• [Exercise requirements]:
Tell how many lines carry the word "more"; the reply is the number and nothing else.

• [Record list]:

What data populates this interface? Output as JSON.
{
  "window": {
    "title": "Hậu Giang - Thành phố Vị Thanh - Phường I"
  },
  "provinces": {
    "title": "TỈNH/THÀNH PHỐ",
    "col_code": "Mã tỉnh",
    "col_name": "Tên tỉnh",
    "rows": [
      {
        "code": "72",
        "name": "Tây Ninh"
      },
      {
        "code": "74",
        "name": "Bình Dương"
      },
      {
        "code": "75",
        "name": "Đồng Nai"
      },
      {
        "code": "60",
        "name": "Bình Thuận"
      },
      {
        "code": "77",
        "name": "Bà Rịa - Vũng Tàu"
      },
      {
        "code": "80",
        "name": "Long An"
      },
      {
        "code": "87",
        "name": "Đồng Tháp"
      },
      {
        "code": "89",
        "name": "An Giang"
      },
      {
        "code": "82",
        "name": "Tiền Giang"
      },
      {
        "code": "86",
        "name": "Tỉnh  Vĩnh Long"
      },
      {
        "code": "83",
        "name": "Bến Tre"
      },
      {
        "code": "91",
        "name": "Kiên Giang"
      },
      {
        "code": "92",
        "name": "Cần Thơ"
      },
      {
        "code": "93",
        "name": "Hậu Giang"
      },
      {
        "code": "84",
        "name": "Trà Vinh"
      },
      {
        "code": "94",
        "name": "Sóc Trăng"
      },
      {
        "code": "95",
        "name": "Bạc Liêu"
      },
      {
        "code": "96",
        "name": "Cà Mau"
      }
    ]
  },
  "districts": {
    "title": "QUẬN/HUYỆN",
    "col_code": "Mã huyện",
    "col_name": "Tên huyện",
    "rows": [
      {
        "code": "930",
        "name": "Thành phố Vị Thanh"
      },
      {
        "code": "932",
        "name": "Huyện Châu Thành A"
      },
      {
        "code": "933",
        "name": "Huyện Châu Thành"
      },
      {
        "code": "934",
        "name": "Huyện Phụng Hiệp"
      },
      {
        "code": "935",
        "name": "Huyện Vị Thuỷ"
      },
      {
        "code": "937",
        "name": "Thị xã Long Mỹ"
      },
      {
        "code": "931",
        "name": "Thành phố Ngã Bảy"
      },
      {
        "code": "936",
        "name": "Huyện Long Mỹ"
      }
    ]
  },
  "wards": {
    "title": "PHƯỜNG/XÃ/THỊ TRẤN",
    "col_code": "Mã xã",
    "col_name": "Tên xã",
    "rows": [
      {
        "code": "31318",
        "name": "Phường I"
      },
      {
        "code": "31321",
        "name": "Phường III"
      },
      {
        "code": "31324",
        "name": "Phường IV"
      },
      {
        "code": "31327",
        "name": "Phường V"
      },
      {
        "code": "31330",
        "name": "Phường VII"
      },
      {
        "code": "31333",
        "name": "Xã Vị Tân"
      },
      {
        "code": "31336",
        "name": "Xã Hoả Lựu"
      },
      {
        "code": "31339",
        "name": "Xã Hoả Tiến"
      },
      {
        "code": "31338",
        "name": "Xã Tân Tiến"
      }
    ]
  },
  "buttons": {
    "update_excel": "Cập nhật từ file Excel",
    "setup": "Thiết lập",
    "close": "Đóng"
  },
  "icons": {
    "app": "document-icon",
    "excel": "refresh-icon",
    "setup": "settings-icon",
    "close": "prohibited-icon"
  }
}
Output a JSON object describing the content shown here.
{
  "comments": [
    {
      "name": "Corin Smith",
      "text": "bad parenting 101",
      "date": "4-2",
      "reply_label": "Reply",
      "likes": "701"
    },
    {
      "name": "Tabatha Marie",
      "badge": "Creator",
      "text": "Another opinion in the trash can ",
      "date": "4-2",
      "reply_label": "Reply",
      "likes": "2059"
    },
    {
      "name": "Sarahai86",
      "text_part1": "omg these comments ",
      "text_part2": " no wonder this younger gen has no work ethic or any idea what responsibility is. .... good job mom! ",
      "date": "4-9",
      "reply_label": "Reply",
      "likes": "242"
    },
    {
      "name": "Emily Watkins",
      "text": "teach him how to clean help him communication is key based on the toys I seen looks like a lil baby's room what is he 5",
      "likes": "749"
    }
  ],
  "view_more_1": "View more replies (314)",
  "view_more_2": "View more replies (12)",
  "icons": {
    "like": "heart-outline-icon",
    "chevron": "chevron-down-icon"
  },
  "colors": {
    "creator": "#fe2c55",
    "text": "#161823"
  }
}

• [Correct result]:
2